[EXERCISE OBJECTIVE]
In the home automation network discussion, what kind of networking was used in the past for smart switches and control panels?

[SELECTION]
'''
What Makes a Good Home Automation LAN (Wi-Fi and/or Wired)?

A broad topic, I know..... I have some more specific networking questions myself, but thought it would be interesting to start with a broader discussion.

I want to try and contain the conversation to better understood concepts and setups, rather than the those more commonly seen in the homes of network engineers... But I don't know how best to set the parameters... So all I can ask is for people to try and KISS....

My particular interest does (I would say) break these boundaries, in that I am interested about how to have more than one router managing the network at any time, allowing one to go down and the secondary to pick up the slack.

From an engineering approach wires always work, you have to contend with what is supported for signaling for the wire plant which is normally nework switches for ethernet. I have done RS422 networking (serial line) for smart switches and control panels in the past and they were rock solid but there are very few devices today that use serial line protocol.
'''
[RECORDS PROVIDED]
'''
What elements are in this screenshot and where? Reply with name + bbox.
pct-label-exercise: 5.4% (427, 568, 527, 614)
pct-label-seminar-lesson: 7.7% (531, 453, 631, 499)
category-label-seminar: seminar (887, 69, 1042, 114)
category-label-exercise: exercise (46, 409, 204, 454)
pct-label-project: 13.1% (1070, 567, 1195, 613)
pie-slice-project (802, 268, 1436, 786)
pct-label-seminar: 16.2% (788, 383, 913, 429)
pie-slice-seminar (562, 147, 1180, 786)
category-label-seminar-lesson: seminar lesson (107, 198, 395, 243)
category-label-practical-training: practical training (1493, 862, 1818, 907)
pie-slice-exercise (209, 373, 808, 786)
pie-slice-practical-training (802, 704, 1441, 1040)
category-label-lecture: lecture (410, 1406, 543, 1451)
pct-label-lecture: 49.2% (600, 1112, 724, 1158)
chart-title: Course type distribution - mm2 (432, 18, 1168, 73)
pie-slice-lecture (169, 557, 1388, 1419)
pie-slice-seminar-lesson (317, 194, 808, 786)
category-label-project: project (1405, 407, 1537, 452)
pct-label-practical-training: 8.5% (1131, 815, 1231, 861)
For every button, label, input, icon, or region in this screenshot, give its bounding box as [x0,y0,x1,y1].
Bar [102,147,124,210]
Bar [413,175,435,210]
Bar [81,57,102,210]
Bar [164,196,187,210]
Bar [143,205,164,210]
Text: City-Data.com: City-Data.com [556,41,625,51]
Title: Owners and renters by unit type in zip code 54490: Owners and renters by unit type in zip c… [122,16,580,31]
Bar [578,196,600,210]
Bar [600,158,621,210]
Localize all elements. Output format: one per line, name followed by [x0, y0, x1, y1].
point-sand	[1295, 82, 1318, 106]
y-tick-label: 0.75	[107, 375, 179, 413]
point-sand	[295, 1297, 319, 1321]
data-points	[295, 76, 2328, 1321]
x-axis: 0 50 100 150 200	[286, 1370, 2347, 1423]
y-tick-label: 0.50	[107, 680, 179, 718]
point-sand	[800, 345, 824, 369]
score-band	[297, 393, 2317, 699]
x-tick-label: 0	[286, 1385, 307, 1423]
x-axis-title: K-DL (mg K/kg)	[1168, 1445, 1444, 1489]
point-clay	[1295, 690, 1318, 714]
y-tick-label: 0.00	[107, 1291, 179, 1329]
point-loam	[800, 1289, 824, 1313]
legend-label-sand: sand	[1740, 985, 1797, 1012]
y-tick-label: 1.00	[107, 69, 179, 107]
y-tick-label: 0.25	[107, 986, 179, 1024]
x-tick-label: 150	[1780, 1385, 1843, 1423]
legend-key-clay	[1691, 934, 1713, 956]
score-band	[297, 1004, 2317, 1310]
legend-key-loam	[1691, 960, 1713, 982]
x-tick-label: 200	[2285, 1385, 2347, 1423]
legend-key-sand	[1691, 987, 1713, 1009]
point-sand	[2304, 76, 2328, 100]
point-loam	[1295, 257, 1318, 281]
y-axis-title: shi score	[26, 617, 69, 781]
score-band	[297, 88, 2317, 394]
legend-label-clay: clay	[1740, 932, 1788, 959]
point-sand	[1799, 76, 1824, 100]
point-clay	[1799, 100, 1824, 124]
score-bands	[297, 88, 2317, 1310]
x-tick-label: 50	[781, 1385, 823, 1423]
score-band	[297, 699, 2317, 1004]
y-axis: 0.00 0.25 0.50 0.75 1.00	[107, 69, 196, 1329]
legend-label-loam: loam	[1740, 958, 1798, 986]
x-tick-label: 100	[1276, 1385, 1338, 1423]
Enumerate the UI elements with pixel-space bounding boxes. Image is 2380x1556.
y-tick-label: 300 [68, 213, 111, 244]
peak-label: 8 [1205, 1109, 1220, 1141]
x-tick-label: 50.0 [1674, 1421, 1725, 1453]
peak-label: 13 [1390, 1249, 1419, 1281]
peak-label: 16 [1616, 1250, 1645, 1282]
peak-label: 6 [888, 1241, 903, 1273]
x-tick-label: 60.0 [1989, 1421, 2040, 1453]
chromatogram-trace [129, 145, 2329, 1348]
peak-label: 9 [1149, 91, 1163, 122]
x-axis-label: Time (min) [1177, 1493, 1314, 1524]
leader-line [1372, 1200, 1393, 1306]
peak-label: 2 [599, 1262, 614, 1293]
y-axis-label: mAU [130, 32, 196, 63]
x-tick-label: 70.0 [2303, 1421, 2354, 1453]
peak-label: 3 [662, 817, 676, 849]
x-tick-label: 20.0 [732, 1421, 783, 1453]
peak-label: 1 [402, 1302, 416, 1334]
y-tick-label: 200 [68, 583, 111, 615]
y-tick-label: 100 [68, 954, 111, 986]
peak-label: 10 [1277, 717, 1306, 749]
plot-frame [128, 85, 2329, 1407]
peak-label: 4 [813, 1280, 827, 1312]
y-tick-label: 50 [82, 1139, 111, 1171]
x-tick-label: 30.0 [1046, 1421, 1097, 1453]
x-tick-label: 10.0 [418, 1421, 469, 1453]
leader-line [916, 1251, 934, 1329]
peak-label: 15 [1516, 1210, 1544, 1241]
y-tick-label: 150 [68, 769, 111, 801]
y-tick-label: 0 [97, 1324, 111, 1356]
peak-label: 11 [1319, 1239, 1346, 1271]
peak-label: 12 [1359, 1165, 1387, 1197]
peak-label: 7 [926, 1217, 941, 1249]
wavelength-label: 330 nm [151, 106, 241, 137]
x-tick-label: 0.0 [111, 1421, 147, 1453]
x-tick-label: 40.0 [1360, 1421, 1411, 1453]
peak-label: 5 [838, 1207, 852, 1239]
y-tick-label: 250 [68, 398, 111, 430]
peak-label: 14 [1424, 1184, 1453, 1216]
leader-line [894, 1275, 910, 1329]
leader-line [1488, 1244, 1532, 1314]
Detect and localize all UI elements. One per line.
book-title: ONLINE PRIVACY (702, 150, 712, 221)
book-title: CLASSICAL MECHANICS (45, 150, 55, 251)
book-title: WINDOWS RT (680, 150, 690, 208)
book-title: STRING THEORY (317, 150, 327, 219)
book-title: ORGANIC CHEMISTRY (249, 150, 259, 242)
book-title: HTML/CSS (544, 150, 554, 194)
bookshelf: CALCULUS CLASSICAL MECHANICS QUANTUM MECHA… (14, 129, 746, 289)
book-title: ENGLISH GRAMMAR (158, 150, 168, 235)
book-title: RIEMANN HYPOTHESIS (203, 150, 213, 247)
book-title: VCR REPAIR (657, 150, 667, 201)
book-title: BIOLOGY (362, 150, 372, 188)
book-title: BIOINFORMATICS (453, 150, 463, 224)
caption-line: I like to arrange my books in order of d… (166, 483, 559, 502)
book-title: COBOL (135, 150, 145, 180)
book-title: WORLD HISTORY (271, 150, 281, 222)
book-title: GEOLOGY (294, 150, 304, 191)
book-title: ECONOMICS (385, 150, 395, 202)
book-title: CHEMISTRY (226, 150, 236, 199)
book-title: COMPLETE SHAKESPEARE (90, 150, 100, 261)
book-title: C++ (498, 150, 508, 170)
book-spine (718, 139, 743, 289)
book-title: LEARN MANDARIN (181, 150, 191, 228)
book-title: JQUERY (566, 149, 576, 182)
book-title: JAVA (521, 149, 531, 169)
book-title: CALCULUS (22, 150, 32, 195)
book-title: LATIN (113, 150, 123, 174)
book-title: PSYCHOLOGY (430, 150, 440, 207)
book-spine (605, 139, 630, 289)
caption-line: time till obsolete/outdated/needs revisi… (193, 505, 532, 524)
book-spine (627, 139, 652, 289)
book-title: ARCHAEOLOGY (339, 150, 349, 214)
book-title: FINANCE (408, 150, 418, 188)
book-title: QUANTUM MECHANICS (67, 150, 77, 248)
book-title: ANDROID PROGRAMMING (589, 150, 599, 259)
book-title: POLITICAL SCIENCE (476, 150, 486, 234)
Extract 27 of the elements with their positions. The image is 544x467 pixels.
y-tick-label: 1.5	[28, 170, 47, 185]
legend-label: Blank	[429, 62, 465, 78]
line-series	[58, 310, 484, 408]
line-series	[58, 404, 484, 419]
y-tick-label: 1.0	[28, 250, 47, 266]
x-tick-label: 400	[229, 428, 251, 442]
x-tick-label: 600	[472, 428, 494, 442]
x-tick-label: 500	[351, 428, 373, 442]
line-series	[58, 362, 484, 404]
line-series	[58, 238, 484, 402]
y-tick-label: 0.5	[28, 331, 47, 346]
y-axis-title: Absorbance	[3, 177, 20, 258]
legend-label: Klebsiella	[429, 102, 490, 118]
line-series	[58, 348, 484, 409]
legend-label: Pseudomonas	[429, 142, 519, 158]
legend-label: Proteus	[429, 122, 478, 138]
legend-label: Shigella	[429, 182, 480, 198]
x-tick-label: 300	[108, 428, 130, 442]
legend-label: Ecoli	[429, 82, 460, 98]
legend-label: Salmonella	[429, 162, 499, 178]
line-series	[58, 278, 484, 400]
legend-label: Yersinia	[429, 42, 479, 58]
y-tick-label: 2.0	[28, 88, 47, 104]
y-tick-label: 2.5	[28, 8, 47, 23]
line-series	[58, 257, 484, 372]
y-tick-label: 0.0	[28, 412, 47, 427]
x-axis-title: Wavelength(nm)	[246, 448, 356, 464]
'''
[ANSWER FOR THIS EXERCISE]
RS422 serial line networking.